(Rows from a dataset)
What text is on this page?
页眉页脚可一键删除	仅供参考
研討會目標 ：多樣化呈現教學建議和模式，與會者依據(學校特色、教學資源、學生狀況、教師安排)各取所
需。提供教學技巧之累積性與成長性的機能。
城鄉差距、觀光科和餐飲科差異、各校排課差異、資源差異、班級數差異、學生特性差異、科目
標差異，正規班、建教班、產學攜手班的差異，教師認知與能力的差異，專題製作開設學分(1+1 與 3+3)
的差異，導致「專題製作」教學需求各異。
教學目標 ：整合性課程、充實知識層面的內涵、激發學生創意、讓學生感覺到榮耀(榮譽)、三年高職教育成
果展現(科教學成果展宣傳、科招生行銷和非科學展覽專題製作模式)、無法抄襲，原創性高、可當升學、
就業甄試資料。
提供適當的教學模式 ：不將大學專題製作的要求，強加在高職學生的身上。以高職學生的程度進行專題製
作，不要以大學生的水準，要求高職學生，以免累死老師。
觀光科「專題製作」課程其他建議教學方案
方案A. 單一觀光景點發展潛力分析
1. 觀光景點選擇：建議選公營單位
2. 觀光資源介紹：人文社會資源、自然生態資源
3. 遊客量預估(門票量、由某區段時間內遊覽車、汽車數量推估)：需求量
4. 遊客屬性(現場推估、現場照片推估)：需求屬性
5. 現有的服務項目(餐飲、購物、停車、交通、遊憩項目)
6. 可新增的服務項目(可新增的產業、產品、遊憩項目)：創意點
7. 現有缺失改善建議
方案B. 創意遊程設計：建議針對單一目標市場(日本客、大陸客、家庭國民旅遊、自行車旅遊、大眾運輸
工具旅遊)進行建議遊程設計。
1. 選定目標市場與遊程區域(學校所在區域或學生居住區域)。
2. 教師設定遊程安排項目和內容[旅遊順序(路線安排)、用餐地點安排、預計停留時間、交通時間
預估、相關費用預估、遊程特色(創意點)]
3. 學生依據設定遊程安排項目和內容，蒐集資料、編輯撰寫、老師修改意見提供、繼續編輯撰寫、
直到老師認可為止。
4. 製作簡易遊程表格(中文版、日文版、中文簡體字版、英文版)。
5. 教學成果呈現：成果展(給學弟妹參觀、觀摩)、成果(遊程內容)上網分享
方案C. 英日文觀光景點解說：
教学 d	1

Work to do: Every line of the material must be returned exactly as it appears.

Right answer:
What text is on this page?
页眉页脚可一键删除	仅供参考
研討會目標 ：多樣化呈現教學建議和模式，與會者依據(學校特色、教學資源、學生狀況、教師安排)各取所
需。提供教學技巧之累積性與成長性的機能。
城鄉差距、觀光科和餐飲科差異、各校排課差異、資源差異、班級數差異、學生特性差異、科目
標差異，正規班、建教班、產學攜手班的差異，教師認知與能力的差異，專題製作開設學分(1+1 與 3+3)
的差異，導致「專題製作」教學需求各異。
教學目標 ：整合性課程、充實知識層面的內涵、激發學生創意、讓學生感覺到榮耀(榮譽)、三年高職教育成
果展現(科教學成果展宣傳、科招生行銷和非科學展覽專題製作模式)、無法抄襲，原創性高、可當升學、
就業甄試資料。
提供適當的教學模式 ：不將大學專題製作的要求，強加在高職學生的身上。以高職學生的程度進行專題製
作，不要以大學生的水準，要求高職學生，以免累死老師。
觀光科「專題製作」課程其他建議教學方案
方案A. 單一觀光景點發展潛力分析
1. 觀光景點選擇：建議選公營單位
2. 觀光資源介紹：人文社會資源、自然生態資源
3. 遊客量預估(門票量、由某區段時間內遊覽車、汽車數量推估)：需求量
4. 遊客屬性(現場推估、現場照片推估)：需求屬性
5. 現有的服務項目(餐飲、購物、停車、交通、遊憩項目)
6. 可新增的服務項目(可新增的產業、產品、遊憩項目)：創意點
7. 現有缺失改善建議
方案B. 創意遊程設計：建議針對單一目標市場(日本客、大陸客、家庭國民旅遊、自行車旅遊、大眾運輸
工具旅遊)進行建議遊程設計。
1. 選定目標市場與遊程區域(學校所在區域或學生居住區域)。
2. 教師設定遊程安排項目和內容[旅遊順序(路線安排)、用餐地點安排、預計停留時間、交通時間
預估、相關費用預估、遊程特色(創意點)]
3. 學生依據設定遊程安排項目和內容，蒐集資料、編輯撰寫、老師修改意見提供、繼續編輯撰寫、
直到老師認可為止。
4. 製作簡易遊程表格(中文版、日文版、中文簡體字版、英文版)。
5. 教學成果呈現：成果展(給學弟妹參觀、觀摩)、成果(遊程內容)上網分享
方案C. 英日文觀光景點解說：
教学 d	1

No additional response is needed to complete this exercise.